**Exercise brief**: Read through the records below and copy each line that uses the word "over".
----
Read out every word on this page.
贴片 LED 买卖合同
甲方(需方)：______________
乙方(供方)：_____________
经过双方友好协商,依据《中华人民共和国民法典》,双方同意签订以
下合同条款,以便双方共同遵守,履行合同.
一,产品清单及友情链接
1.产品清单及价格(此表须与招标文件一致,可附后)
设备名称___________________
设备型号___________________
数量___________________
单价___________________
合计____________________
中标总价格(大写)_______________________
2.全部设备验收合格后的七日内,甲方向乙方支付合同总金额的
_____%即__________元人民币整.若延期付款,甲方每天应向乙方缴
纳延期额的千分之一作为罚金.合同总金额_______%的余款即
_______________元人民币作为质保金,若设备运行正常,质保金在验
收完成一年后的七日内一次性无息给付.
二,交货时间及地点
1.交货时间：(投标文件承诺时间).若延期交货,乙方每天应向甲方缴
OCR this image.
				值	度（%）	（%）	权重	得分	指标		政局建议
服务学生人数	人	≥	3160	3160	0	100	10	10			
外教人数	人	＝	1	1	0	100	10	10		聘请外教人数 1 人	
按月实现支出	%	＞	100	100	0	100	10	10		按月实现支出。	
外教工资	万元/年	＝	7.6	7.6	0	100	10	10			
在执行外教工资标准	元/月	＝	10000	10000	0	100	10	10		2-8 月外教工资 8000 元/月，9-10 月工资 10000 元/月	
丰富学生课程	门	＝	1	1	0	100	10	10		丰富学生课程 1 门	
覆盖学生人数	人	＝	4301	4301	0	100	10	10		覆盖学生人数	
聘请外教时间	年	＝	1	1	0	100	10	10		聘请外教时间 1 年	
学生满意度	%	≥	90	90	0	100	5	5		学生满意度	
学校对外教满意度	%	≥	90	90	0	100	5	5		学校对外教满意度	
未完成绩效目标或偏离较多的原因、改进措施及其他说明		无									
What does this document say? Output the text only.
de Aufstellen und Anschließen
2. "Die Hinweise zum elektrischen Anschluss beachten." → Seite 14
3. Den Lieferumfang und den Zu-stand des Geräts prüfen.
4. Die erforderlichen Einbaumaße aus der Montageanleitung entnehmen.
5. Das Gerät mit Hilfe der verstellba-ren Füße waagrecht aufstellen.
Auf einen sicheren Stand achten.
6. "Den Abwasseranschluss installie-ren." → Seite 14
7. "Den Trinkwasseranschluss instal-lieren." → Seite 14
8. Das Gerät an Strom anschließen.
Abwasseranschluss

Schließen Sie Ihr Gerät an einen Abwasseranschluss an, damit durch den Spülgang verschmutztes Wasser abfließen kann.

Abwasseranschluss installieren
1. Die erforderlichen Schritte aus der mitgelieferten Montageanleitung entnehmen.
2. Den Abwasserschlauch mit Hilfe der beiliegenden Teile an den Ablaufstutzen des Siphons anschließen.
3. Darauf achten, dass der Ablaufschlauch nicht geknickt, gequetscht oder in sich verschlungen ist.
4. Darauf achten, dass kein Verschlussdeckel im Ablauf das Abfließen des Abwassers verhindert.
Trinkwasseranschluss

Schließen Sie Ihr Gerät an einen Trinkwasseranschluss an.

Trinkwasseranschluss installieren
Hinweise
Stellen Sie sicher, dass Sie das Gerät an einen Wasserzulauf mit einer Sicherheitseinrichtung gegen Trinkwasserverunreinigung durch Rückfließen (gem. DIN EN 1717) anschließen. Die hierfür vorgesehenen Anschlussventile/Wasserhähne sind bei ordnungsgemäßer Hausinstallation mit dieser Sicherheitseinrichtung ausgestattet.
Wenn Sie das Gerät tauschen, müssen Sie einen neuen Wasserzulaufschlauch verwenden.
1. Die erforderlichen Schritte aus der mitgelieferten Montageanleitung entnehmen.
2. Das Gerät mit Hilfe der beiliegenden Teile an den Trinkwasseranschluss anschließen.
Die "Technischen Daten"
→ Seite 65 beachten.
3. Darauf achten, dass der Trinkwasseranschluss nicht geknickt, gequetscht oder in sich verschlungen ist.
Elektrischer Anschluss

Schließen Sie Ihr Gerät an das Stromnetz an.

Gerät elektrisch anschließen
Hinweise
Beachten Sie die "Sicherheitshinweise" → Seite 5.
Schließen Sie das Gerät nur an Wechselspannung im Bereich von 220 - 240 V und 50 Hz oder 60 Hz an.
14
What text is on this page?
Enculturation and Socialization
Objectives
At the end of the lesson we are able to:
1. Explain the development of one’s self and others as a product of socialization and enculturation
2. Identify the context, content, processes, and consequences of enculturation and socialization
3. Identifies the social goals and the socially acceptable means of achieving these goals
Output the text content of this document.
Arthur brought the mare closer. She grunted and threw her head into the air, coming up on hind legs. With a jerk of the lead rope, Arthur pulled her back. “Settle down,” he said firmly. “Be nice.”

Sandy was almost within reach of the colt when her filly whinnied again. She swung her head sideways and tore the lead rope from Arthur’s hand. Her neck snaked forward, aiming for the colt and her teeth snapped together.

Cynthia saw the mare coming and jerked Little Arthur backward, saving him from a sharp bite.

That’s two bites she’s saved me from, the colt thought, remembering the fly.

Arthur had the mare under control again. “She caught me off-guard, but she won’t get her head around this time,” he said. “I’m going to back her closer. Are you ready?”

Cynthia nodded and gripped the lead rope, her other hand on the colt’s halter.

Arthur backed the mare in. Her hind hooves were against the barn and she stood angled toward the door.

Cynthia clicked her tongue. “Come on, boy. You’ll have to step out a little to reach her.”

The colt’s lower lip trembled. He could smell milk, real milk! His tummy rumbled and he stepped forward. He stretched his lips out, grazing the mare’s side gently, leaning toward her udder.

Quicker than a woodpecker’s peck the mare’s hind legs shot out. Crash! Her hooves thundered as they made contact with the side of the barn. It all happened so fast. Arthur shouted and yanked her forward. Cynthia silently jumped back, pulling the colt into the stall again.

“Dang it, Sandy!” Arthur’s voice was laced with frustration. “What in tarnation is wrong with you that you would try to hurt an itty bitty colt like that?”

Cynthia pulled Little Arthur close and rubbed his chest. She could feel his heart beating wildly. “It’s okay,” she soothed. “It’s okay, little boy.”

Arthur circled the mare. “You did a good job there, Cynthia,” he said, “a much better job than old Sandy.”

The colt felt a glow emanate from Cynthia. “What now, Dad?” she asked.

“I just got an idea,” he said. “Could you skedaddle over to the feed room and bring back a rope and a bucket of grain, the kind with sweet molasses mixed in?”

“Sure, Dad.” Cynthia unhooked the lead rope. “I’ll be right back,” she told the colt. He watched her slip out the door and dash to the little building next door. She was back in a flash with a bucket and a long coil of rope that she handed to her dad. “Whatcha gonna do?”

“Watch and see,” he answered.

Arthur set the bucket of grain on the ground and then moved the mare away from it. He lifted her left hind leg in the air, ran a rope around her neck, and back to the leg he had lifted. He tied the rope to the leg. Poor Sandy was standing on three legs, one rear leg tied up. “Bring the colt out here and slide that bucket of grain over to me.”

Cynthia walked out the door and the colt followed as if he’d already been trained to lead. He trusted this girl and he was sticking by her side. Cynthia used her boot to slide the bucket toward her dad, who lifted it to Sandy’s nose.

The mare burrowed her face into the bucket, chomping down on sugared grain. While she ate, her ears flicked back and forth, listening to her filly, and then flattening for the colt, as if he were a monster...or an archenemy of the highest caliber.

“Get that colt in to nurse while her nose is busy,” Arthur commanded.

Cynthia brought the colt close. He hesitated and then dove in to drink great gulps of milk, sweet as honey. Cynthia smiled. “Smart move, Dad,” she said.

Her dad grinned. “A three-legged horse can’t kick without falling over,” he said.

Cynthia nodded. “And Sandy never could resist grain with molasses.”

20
----
**Exercise response**:
“I just got an idea,” he said. “Could you skedaddle over to the feed room and bring back a rope and a bucket of grain, the kind with sweet molasses mixed in?”
Arthur set the bucket of grain on the ground and then moved the mare away from it. He lifted her left hind leg in the air, ran a rope around her neck, and back to the leg he had lifted. He tied the rope to the leg. Poor Sandy was standing on three legs, one rear leg tied up. “Bring the colt out here and slide that bucket of grain over to me.”
Her dad grinned. “A three-legged horse can’t kick without falling over,” he said.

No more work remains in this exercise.